-- Page extract follows --
The value of this collection of native applied art can scarcely be over-estimated. Originally gathered together by Mme. N. de Shabelsky at the end of the last century the collection has been retained in Paris by that lady's daughters and has only recently come to the United States to be circulated by Count and Countess B.M.- Pushkin. The fact that the collection has always been maintained as a whole and due perhaps to the fact that it escaped possible dispersement through its being in Paris throughout the stormy days of the Revolutionary period in Russia, makes it an absolutely unique collection of the native arts and crafts of the 17th to early 19th centuries.
The exhibits consists of peasant embroideries, costumes, head¬dresses, hand woven materials, laces, ikons of various types, and articles in silver, copper and other metals.
-- Page extract concluded --
-- Study material follows --
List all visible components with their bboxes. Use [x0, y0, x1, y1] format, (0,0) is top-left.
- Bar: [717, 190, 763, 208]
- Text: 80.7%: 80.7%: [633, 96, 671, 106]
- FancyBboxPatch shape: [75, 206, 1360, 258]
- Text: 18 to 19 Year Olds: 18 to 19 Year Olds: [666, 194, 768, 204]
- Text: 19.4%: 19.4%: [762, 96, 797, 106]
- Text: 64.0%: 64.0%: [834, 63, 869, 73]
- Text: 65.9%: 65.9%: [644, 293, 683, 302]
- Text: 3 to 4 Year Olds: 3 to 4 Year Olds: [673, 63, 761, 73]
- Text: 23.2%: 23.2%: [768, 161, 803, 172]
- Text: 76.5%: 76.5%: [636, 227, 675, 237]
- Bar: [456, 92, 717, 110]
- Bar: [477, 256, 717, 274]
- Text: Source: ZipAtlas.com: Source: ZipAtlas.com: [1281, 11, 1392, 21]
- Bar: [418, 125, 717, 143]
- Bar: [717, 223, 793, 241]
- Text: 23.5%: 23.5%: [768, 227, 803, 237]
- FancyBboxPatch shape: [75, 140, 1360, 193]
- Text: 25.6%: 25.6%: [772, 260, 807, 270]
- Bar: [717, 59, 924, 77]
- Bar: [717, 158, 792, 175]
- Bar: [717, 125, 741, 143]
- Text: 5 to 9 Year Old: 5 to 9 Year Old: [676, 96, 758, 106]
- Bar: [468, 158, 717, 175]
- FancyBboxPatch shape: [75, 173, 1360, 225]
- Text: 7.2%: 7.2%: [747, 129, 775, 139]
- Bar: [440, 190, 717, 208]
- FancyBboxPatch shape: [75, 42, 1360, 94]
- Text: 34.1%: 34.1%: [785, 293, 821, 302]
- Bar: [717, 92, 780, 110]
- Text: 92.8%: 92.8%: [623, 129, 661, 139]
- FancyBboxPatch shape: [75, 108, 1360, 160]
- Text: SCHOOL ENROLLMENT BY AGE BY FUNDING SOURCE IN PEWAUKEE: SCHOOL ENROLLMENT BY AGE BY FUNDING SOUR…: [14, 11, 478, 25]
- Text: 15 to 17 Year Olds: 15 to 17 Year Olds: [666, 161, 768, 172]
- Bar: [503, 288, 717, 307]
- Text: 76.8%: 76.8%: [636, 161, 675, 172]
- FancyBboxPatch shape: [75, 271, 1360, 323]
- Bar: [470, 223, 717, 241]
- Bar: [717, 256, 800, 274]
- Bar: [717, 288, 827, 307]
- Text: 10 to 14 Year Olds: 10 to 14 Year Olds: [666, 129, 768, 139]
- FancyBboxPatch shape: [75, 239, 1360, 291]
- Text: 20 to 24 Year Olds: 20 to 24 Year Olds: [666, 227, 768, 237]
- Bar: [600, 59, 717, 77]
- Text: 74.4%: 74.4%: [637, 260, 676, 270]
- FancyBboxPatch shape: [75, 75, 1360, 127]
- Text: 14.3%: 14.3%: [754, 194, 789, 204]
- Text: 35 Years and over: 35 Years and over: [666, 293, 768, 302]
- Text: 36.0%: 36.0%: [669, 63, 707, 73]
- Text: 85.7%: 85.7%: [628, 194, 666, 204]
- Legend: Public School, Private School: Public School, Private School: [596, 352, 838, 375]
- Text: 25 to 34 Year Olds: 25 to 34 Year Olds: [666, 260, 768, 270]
-- Study material concluded --
-- Activity 1 --
What kinds of objects make up the exhibits, according to the passage on the Shabelsky collection? List every one.
-- Activity 2 --
Could you carry on the passage on the Shabelsky collection, picking up after its last sentence?
The records come from a separate source.

-- Output 1 --
- Peasant embroideries
- Costumes
- Head-dresses
- Hand woven materials
- Laces
- Ikons of various types
- Articles in silver, copper and other metals

-- Output 2 --
The greater part of the collection consists of rare specimens of old national embroidery showing the use and development of motifs of design that had been handed down through centuries of tradition. The archaeological interest is as great perhaps as is the very personal way in which the individual worker has seen fit to adjust the motifs to her own fancy and always successfully, with an unerring taste for balance and line. Every part of these and the printed materials was made in the homes and manufactured in the most literal sense of the word by the peasant classes.
It is expected that the wealth of design and the handling of the motifs in their arrangements will prove of immense value to the art classes that frequent the Museum.
There are a number of ikons, demonstrating the transposition from the simple early ones of carved wood through the painted and gilt one of the middle period, to the richly embossed gold and silver jewel-encrusted ones of the later rococo type.
The entire collection antedates the introduction of mechanical production in Russia, with its inevitable standardization, and with the exception of the group in the Historical Museum in Moscow is the only collection of the kind in the world.
Part of the collection was shown at the World’s Fair in Chicago in 1892 and in Paris at the Exposition of 1900.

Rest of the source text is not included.